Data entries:
────────────────────────────────────────
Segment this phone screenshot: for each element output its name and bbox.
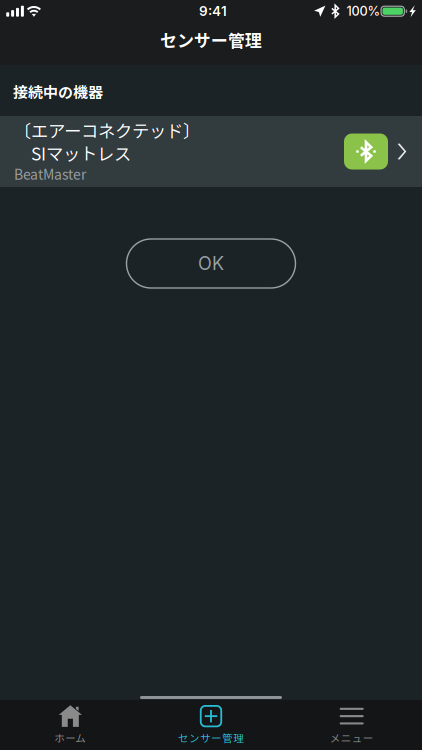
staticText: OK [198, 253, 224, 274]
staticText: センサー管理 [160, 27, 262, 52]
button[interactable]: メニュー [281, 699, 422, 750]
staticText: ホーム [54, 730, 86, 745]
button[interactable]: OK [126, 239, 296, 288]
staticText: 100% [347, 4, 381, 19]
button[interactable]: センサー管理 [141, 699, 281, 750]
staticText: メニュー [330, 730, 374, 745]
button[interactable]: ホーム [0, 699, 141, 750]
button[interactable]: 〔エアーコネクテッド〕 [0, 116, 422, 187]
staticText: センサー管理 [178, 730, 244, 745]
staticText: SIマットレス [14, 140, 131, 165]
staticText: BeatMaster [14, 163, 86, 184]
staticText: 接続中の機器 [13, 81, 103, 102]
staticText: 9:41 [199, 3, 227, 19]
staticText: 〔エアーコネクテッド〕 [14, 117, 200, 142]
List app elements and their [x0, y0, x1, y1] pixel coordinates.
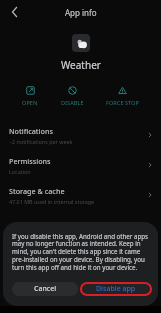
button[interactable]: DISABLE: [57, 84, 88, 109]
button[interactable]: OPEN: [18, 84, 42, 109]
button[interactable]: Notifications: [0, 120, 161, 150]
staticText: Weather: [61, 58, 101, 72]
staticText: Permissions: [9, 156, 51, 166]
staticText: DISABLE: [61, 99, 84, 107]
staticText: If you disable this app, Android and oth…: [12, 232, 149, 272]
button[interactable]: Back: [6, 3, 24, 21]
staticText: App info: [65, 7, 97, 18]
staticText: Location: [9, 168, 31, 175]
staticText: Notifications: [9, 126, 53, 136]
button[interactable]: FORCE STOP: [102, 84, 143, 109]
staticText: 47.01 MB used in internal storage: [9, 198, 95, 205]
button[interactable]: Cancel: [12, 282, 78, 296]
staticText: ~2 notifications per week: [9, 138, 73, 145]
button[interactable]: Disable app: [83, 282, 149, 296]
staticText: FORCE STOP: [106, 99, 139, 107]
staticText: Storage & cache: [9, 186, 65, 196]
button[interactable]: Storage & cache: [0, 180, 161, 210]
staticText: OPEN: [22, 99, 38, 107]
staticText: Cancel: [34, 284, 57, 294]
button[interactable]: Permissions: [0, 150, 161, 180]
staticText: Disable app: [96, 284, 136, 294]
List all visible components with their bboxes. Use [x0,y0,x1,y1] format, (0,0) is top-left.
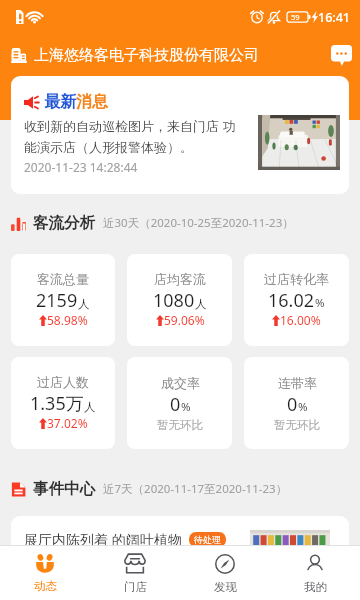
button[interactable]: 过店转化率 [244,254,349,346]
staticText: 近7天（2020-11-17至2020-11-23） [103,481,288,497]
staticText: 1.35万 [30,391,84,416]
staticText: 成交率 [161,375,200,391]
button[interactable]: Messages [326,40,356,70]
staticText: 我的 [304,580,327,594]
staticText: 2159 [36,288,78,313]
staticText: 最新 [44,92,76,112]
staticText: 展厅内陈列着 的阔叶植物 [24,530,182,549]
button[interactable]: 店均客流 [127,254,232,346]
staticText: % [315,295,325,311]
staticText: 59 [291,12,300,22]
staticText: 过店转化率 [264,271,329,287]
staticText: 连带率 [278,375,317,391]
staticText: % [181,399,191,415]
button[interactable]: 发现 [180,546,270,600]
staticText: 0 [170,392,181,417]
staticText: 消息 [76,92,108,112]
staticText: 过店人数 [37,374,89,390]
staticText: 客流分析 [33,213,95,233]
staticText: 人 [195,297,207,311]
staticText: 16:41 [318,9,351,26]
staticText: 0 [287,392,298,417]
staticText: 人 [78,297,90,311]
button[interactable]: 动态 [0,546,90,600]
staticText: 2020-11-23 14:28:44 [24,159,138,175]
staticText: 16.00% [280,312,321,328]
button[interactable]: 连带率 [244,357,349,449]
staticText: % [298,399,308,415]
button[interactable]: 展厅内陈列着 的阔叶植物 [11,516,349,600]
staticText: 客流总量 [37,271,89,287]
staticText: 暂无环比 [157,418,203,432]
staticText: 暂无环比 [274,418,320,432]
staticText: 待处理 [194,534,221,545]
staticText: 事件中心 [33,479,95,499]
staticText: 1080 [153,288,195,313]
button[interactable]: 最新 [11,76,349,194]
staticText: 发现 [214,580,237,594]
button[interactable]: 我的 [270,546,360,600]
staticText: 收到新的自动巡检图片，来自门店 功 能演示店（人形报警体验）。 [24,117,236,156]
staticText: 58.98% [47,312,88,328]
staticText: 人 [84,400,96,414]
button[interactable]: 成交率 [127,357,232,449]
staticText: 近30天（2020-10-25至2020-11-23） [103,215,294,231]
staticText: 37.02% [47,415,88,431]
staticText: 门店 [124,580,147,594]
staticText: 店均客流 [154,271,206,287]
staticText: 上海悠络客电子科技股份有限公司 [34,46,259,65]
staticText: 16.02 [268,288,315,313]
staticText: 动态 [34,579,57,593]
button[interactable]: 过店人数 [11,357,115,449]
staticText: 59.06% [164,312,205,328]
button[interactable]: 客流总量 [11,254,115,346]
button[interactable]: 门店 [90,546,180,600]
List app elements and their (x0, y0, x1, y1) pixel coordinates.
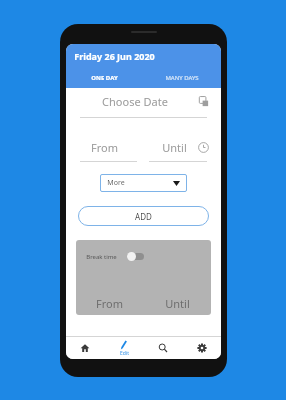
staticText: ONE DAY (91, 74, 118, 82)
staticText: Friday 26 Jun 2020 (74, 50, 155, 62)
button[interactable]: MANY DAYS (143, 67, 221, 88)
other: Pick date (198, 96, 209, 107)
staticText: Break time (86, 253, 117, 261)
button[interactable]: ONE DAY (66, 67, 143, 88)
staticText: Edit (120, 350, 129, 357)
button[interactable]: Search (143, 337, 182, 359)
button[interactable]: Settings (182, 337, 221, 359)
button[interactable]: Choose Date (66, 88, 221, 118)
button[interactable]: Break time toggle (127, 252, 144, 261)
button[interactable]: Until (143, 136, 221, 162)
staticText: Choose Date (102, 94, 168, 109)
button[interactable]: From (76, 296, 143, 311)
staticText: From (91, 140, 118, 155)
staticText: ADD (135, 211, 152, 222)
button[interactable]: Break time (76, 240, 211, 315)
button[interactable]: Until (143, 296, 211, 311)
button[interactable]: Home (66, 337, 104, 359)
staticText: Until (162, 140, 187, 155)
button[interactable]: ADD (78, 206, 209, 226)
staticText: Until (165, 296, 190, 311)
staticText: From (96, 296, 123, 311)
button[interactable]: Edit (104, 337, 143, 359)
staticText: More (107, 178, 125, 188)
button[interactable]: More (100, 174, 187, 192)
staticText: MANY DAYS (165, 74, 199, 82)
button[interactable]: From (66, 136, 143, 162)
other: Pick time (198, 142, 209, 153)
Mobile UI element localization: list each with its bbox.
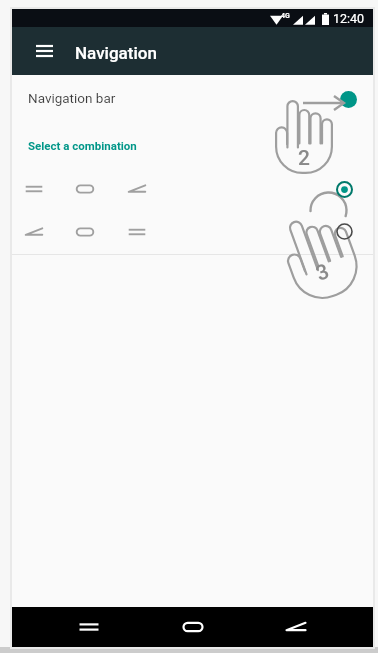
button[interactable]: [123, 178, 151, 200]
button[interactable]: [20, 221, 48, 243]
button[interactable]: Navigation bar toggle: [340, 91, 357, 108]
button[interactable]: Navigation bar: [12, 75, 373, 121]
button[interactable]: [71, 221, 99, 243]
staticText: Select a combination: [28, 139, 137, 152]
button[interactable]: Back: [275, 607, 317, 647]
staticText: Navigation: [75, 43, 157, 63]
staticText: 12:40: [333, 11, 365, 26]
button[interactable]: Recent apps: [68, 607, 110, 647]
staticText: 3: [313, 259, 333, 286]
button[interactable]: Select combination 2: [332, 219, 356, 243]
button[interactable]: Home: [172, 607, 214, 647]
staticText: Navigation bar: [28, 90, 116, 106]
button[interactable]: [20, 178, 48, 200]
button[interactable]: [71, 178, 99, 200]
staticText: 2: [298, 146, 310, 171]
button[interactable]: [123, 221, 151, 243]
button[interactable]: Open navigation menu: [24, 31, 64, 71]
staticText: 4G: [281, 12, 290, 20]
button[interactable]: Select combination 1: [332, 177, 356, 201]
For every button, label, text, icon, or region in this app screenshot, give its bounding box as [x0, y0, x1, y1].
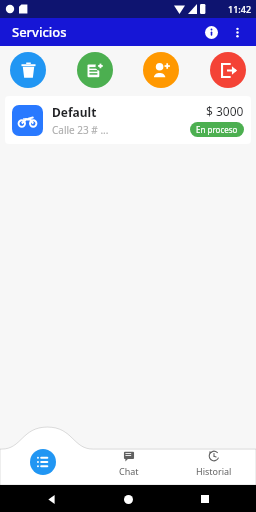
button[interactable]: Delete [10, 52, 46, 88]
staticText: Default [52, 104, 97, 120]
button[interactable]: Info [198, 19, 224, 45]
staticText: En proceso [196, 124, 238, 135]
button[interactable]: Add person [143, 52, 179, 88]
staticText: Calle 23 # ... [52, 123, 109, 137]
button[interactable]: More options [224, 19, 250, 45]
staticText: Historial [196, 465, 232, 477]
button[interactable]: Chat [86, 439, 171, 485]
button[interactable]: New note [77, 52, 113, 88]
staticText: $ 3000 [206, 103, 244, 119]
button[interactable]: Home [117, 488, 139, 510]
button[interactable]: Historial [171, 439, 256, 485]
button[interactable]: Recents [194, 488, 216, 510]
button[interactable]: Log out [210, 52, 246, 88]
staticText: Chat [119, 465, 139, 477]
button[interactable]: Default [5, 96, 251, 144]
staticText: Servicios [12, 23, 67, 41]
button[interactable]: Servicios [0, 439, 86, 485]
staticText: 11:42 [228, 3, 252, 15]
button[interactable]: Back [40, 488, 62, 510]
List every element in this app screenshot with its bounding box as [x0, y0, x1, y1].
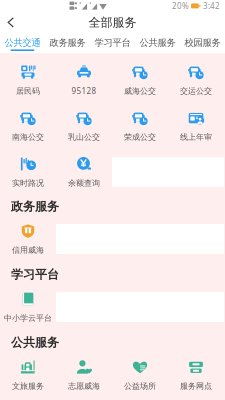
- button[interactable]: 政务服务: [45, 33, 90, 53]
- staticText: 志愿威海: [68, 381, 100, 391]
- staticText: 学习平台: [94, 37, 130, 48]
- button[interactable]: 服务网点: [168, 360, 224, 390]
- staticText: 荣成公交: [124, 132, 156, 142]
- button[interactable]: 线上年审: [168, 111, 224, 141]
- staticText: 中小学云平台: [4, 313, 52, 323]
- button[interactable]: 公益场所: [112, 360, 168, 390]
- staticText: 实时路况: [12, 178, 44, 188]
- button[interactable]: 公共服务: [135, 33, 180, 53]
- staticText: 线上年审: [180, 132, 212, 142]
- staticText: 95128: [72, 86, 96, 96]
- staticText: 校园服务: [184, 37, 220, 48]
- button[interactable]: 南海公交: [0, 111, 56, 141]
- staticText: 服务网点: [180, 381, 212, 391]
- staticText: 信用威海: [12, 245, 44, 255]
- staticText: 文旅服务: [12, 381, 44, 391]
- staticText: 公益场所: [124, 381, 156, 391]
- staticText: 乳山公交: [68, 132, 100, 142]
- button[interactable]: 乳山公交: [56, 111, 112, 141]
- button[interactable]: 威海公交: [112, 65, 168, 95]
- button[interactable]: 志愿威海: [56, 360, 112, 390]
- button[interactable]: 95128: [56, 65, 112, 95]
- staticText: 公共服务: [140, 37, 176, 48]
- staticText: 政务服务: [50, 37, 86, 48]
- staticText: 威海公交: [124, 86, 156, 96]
────────────────────────────────────────
## Stated task
Repeat the lines from the one with "staticText: OK [198, 253, 224, 274]" up to and including the one with "button[interactable]: ホーム [0, 699, 141, 750]", word for word.

## Result
staticText: OK [198, 253, 224, 274]
staticText: センサー管理 [160, 27, 262, 52]
button[interactable]: メニュー [281, 699, 422, 750]
staticText: ホーム [54, 730, 86, 745]
button[interactable]: OK [126, 239, 296, 288]
staticText: 100% [347, 4, 381, 19]
button[interactable]: センサー管理 [141, 699, 281, 750]
staticText: メニュー [330, 730, 374, 745]
button[interactable]: ホーム [0, 699, 141, 750]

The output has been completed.